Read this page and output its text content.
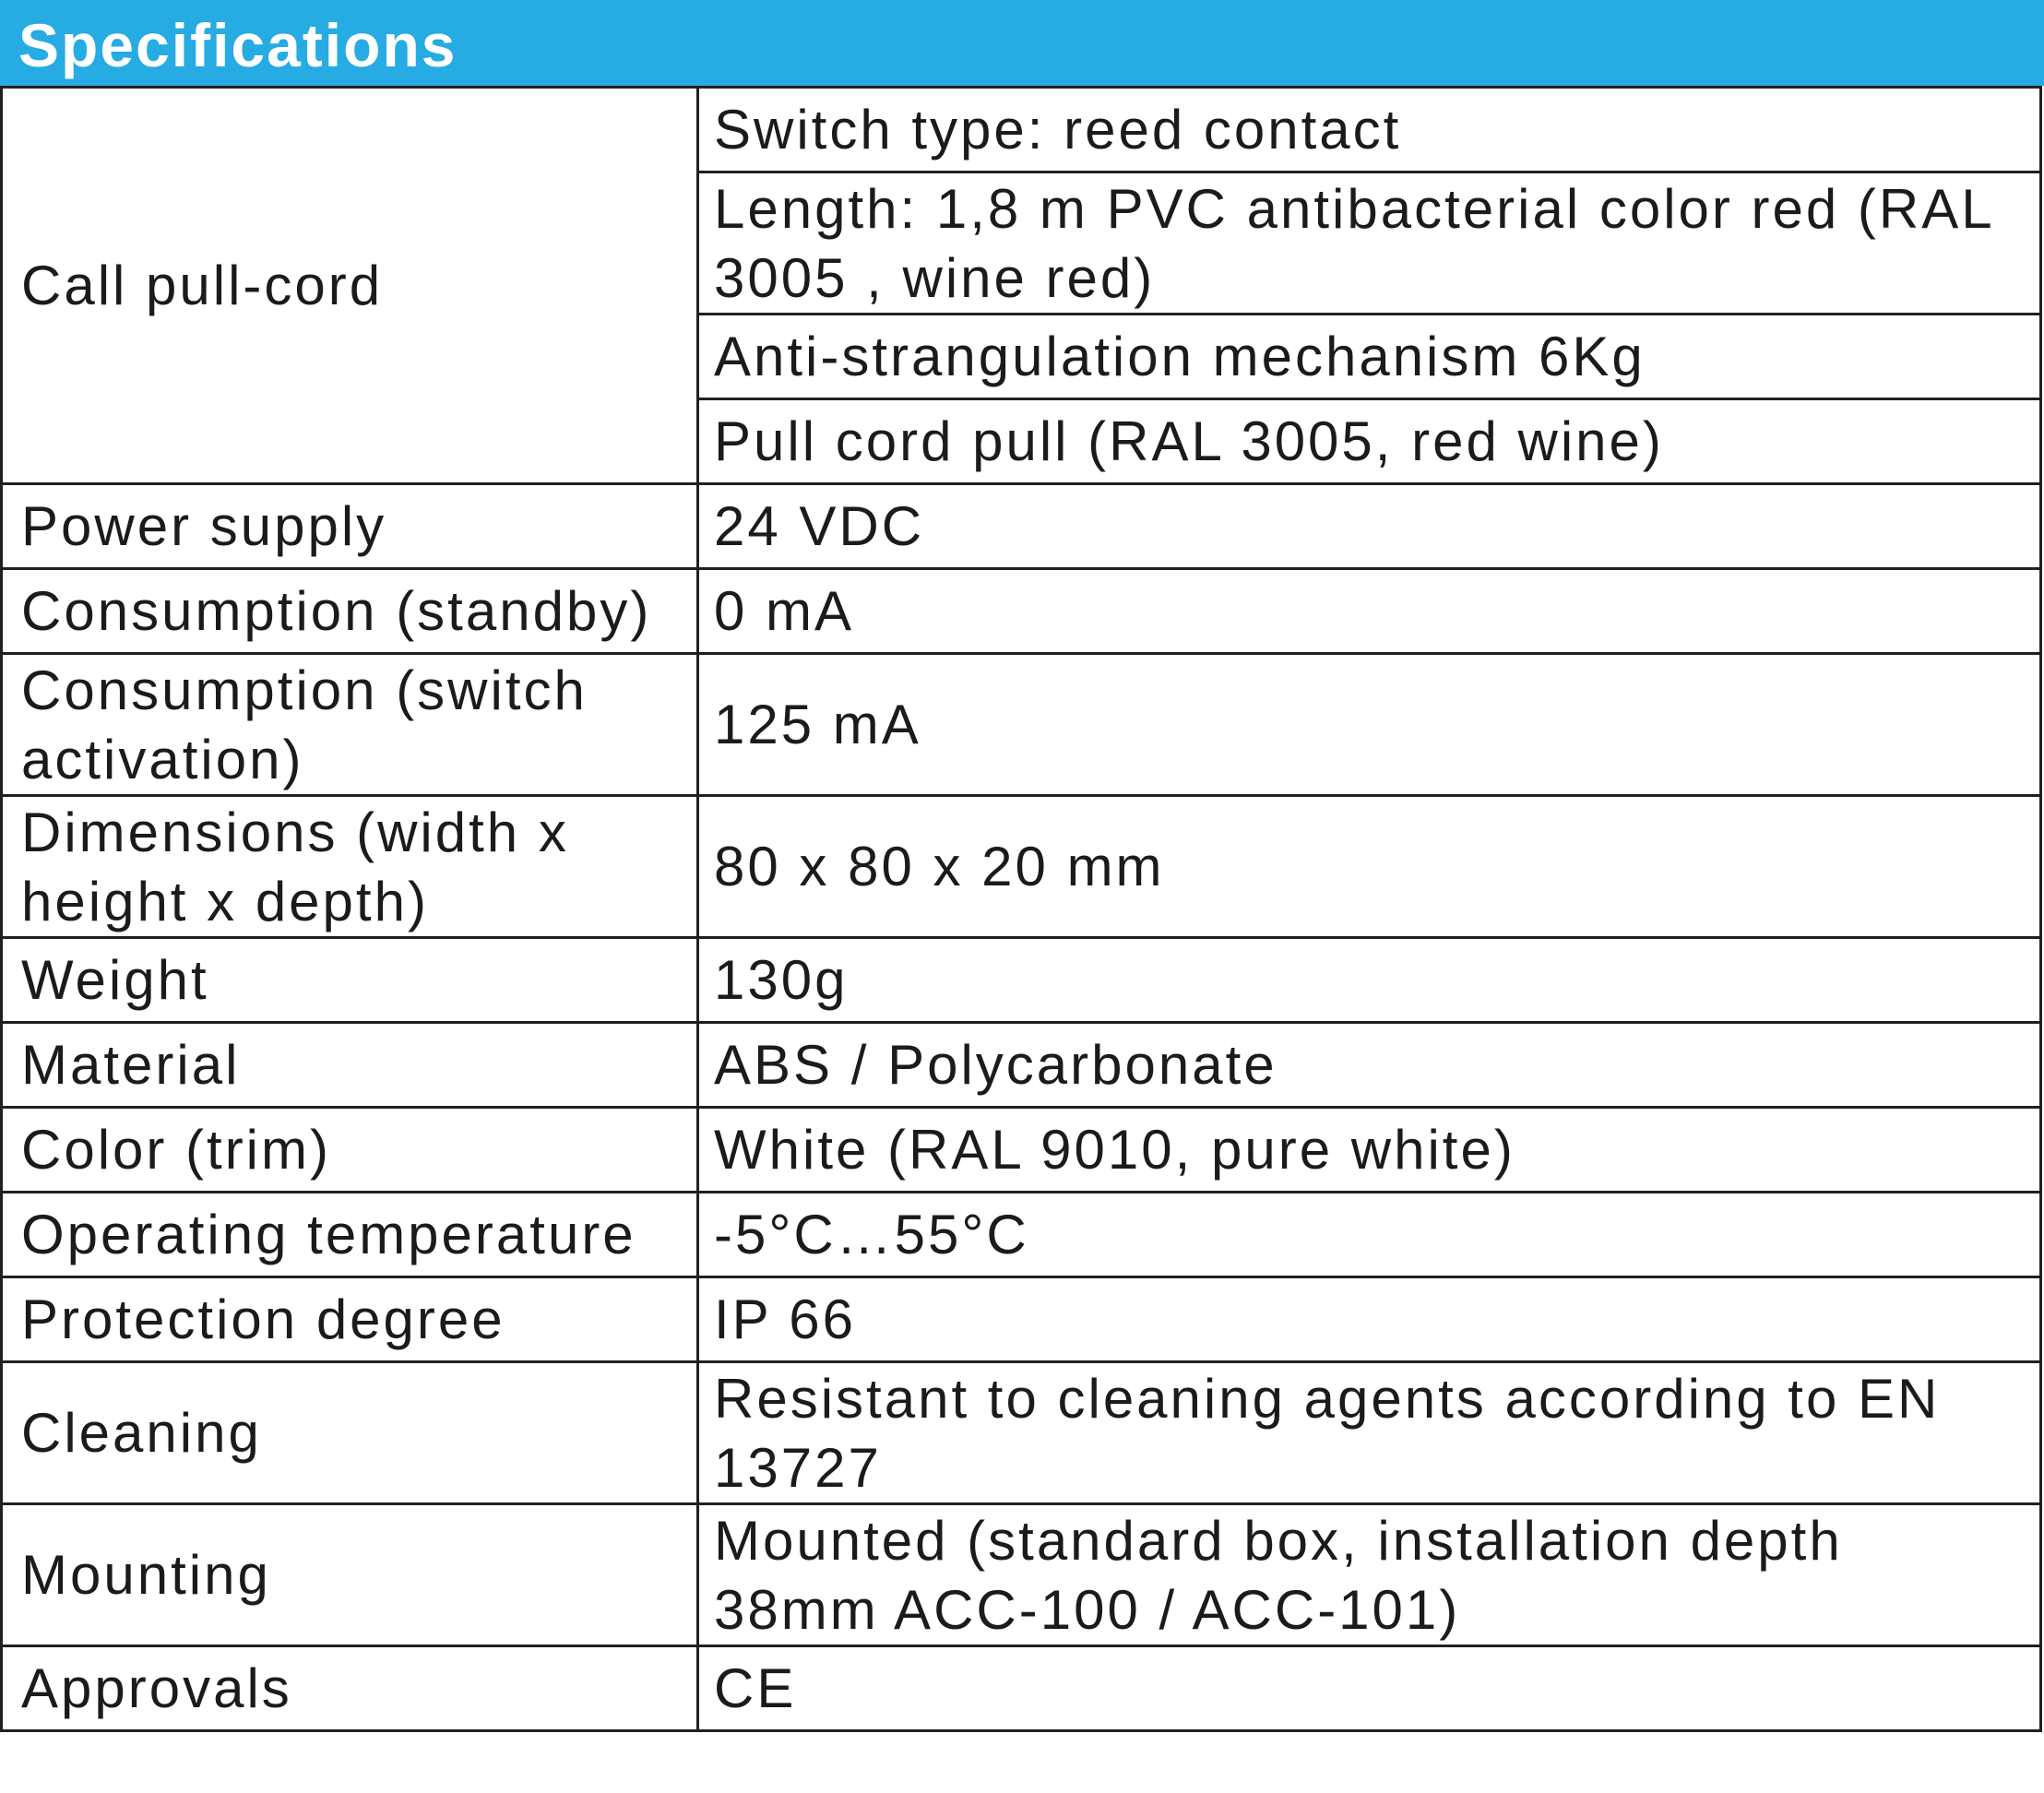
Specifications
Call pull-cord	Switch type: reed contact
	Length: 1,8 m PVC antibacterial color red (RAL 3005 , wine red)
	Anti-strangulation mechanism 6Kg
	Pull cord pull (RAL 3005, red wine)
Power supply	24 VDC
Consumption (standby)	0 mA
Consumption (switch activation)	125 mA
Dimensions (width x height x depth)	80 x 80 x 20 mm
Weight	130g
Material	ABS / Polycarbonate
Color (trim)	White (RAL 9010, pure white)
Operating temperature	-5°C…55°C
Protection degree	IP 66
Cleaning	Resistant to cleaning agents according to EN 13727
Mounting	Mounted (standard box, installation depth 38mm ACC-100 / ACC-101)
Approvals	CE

## WHAT IS NEEDED:
Every entry above, pictures excluded, needs to be duplicated exactly.

## RESPONSE:
Read this page and output its text content.
Specifications
Call pull-cord	Switch type: reed contact
	Length: 1,8 m PVC antibacterial color red (RAL 3005 , wine red)
	Anti-strangulation mechanism 6Kg
	Pull cord pull (RAL 3005, red wine)
Power supply	24 VDC
Consumption (standby)	0 mA
Consumption (switch activation)	125 mA
Dimensions (width x height x depth)	80 x 80 x 20 mm
Weight	130g
Material	ABS / Polycarbonate
Color (trim)	White (RAL 9010, pure white)
Operating temperature	-5°C…55°C
Protection degree	IP 66
Cleaning	Resistant to cleaning agents according to EN 13727
Mounting	Mounted (standard box, installation depth 38mm ACC-100 / ACC-101)
Approvals	CE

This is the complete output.